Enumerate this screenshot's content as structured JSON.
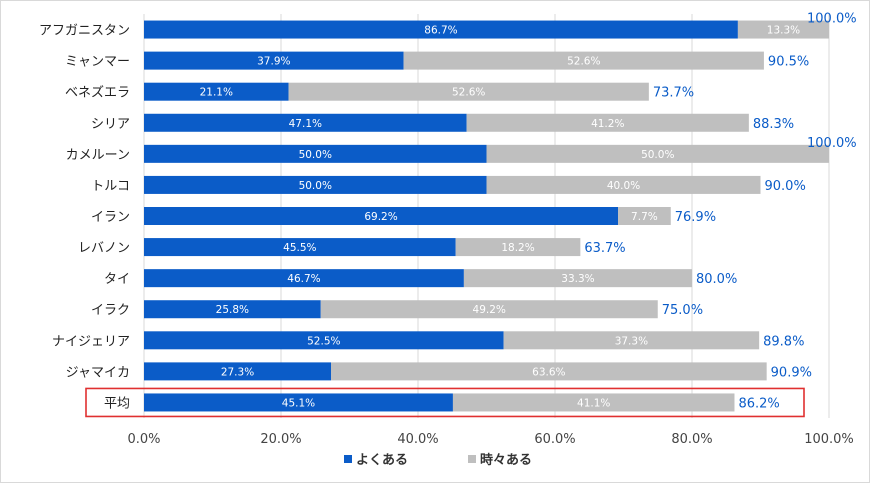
{
  "chart_data": {
    "type": "bar",
    "orientation": "horizontal",
    "stacked": true,
    "categories": [
      "アフガニスタン",
      "ミャンマー",
      "ベネズエラ",
      "シリア",
      "カメルーン",
      "トルコ",
      "イラン",
      "レバノン",
      "タイ",
      "イラク",
      "ナイジェリア",
      "ジャマイカ",
      "平均"
    ],
    "series": [
      {
        "name": "よくある",
        "color": "#0b5cc8",
        "values": [
          86.7,
          37.9,
          21.1,
          47.1,
          50.0,
          50.0,
          69.2,
          45.5,
          46.7,
          25.8,
          52.5,
          27.3,
          45.1
        ],
        "labels": [
          "86.7%",
          "37.9%",
          "21.1%",
          "47.1%",
          "50.0%",
          "50.0%",
          "69.2%",
          "45.5%",
          "46.7%",
          "25.8%",
          "52.5%",
          "27.3%",
          "45.1%"
        ]
      },
      {
        "name": "時々ある",
        "color": "#bfbfbf",
        "values": [
          13.3,
          52.6,
          52.6,
          41.2,
          50.0,
          40.0,
          7.7,
          18.2,
          33.3,
          49.2,
          37.3,
          63.6,
          41.1
        ],
        "labels": [
          "13.3%",
          "52.6%",
          "52.6%",
          "41.2%",
          "50.0%",
          "40.0%",
          "7.7%",
          "18.2%",
          "33.3%",
          "49.2%",
          "37.3%",
          "63.6%",
          "41.1%"
        ]
      }
    ],
    "totals": [
      "100.0%",
      "90.5%",
      "73.7%",
      "88.3%",
      "100.0%",
      "90.0%",
      "76.9%",
      "63.7%",
      "80.0%",
      "75.0%",
      "89.8%",
      "90.9%",
      "86.2%"
    ],
    "x_ticks": [
      "0.0%",
      "20.0%",
      "40.0%",
      "60.0%",
      "80.0%",
      "100.0%"
    ],
    "xlim": [
      0,
      100
    ],
    "legend_position": "bottom",
    "highlighted_category": "平均",
    "highlight_color": "#e03030",
    "grid": true
  }
}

----------------------------------------

• **Work to do**
Restate the records above in full, word for word. Keep pictures out.

• **Reply**
Enumerate this screenshot's content as structured JSON.
{
  "chart_data": {
    "type": "bar",
    "orientation": "horizontal",
    "stacked": true,
    "categories": [
      "アフガニスタン",
      "ミャンマー",
      "ベネズエラ",
      "シリア",
      "カメルーン",
      "トルコ",
      "イラン",
      "レバノン",
      "タイ",
      "イラク",
      "ナイジェリア",
      "ジャマイカ",
      "平均"
    ],
    "series": [
      {
        "name": "よくある",
        "color": "#0b5cc8",
        "values": [
          86.7,
          37.9,
          21.1,
          47.1,
          50.0,
          50.0,
          69.2,
          45.5,
          46.7,
          25.8,
          52.5,
          27.3,
          45.1
        ],
        "labels": [
          "86.7%",
          "37.9%",
          "21.1%",
          "47.1%",
          "50.0%",
          "50.0%",
          "69.2%",
          "45.5%",
          "46.7%",
          "25.8%",
          "52.5%",
          "27.3%",
          "45.1%"
        ]
      },
      {
        "name": "時々ある",
        "color": "#bfbfbf",
        "values": [
          13.3,
          52.6,
          52.6,
          41.2,
          50.0,
          40.0,
          7.7,
          18.2,
          33.3,
          49.2,
          37.3,
          63.6,
          41.1
        ],
        "labels": [
          "13.3%",
          "52.6%",
          "52.6%",
          "41.2%",
          "50.0%",
          "40.0%",
          "7.7%",
          "18.2%",
          "33.3%",
          "49.2%",
          "37.3%",
          "63.6%",
          "41.1%"
        ]
      }
    ],
    "totals": [
      "100.0%",
      "90.5%",
      "73.7%",
      "88.3%",
      "100.0%",
      "90.0%",
      "76.9%",
      "63.7%",
      "80.0%",
      "75.0%",
      "89.8%",
      "90.9%",
      "86.2%"
    ],
    "x_ticks": [
      "0.0%",
      "20.0%",
      "40.0%",
      "60.0%",
      "80.0%",
      "100.0%"
    ],
    "xlim": [
      0,
      100
    ],
    "legend_position": "bottom",
    "highlighted_category": "平均",
    "highlight_color": "#e03030",
    "grid": true
  }
}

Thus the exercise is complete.